Go through the listing beneath this task and return every line that carries the string "name".
** Start of DATA PROVIDED **
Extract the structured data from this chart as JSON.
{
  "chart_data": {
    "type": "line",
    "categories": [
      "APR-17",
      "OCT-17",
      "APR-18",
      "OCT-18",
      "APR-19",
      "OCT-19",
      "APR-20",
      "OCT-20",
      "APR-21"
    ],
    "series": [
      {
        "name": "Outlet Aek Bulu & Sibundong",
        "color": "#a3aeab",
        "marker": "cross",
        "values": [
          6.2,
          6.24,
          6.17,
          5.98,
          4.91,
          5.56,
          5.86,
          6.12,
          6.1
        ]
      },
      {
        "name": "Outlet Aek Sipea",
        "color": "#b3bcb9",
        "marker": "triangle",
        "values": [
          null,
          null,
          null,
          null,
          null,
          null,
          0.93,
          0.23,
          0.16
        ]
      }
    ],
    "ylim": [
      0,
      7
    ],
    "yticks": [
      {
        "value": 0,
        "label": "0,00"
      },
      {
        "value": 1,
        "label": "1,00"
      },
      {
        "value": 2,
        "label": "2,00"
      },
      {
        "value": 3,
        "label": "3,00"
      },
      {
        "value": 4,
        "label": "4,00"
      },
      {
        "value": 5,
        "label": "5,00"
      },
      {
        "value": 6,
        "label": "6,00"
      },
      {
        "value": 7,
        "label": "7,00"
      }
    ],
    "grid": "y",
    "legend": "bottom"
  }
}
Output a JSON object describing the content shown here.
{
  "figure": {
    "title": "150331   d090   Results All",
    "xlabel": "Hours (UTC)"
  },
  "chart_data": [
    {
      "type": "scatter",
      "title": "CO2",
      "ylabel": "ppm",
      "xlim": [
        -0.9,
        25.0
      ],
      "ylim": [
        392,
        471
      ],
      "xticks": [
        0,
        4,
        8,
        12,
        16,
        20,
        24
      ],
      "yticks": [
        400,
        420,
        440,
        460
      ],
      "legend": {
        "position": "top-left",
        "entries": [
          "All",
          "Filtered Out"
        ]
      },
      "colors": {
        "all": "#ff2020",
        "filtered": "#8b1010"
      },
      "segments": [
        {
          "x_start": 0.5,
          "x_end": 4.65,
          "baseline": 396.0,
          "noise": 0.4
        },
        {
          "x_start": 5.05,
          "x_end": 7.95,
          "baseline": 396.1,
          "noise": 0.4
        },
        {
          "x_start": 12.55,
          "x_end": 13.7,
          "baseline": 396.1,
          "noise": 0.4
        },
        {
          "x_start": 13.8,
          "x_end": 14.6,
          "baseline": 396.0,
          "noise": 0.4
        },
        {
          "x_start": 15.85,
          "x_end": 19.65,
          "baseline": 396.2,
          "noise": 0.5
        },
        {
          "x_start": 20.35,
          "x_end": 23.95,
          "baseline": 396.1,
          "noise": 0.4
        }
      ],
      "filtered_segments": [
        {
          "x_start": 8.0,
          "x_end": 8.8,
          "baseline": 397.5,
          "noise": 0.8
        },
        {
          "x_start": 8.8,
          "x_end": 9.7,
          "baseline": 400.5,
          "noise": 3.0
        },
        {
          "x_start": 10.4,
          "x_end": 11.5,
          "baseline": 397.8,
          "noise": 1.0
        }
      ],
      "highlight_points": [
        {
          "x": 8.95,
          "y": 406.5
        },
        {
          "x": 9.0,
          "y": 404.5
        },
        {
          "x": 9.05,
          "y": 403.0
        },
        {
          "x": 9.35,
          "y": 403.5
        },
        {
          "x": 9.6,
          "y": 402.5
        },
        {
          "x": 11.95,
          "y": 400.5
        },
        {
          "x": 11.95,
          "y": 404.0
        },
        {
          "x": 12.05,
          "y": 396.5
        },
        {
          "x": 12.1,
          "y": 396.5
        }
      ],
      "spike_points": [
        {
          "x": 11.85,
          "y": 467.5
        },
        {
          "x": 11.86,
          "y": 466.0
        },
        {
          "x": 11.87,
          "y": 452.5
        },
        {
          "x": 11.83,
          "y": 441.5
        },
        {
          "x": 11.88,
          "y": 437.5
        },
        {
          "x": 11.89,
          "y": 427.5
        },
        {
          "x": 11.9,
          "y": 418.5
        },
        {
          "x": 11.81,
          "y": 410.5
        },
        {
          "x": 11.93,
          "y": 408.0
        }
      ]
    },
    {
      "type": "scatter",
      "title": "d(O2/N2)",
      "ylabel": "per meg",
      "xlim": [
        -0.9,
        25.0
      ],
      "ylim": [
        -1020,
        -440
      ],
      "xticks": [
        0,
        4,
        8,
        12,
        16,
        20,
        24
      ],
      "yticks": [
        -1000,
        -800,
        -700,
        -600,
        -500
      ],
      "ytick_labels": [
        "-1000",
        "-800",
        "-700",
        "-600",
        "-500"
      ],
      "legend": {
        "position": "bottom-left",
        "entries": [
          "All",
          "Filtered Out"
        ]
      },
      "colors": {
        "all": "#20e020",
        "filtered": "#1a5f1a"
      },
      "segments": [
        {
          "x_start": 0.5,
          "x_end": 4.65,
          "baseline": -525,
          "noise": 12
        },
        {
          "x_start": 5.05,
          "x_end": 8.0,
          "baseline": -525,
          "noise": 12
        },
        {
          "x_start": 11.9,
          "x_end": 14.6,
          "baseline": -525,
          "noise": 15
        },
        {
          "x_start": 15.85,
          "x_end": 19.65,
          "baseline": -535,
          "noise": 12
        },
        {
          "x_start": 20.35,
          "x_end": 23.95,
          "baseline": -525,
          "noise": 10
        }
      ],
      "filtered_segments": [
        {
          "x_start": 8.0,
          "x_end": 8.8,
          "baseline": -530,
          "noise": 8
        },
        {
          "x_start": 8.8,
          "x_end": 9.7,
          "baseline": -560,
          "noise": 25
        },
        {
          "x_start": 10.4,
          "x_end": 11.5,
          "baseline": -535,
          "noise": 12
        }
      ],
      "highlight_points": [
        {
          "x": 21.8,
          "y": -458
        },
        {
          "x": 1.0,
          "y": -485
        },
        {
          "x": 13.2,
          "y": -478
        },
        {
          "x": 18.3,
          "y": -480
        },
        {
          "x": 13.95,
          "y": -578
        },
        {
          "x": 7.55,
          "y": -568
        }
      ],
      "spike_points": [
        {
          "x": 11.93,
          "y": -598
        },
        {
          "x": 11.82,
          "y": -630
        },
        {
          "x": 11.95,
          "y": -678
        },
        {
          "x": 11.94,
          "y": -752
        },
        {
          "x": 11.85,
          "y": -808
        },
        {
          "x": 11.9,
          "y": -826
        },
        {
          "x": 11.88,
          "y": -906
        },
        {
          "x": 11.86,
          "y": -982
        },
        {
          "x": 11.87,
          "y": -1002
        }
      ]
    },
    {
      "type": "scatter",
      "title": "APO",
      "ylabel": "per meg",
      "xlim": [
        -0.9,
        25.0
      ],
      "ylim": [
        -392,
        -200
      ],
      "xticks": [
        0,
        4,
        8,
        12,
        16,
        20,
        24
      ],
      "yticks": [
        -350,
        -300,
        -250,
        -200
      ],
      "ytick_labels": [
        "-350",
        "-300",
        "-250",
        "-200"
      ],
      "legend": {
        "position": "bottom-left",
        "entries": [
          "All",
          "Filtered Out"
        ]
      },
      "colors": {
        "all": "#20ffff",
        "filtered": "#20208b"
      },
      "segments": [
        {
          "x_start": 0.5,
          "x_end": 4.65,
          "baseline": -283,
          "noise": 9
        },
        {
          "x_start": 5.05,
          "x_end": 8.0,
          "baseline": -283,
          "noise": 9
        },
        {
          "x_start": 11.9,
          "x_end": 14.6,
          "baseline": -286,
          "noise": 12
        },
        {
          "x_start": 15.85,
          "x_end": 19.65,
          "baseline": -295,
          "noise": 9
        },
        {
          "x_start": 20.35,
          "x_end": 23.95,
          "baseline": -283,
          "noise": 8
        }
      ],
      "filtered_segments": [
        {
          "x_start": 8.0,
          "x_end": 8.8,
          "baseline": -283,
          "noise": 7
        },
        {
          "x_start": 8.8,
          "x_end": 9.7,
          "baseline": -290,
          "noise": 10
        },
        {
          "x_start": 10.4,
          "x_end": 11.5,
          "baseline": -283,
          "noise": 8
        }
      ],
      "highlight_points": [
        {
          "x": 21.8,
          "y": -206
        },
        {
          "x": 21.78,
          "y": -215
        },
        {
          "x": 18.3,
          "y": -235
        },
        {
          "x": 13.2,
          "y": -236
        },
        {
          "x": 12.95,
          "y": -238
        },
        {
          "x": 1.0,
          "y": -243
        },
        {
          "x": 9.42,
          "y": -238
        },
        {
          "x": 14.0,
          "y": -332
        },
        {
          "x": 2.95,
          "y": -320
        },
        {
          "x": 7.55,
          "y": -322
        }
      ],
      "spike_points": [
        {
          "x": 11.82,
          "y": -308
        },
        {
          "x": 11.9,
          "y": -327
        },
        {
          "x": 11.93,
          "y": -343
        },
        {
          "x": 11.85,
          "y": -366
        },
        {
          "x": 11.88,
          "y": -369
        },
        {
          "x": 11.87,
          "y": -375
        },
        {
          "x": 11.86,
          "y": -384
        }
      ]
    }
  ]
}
** End of DATA PROVIDED **
* **SOLUTION BELOW**
        "name": "Outlet Aek Bulu & Sibundong",
        "name": "Outlet Aek Sipea",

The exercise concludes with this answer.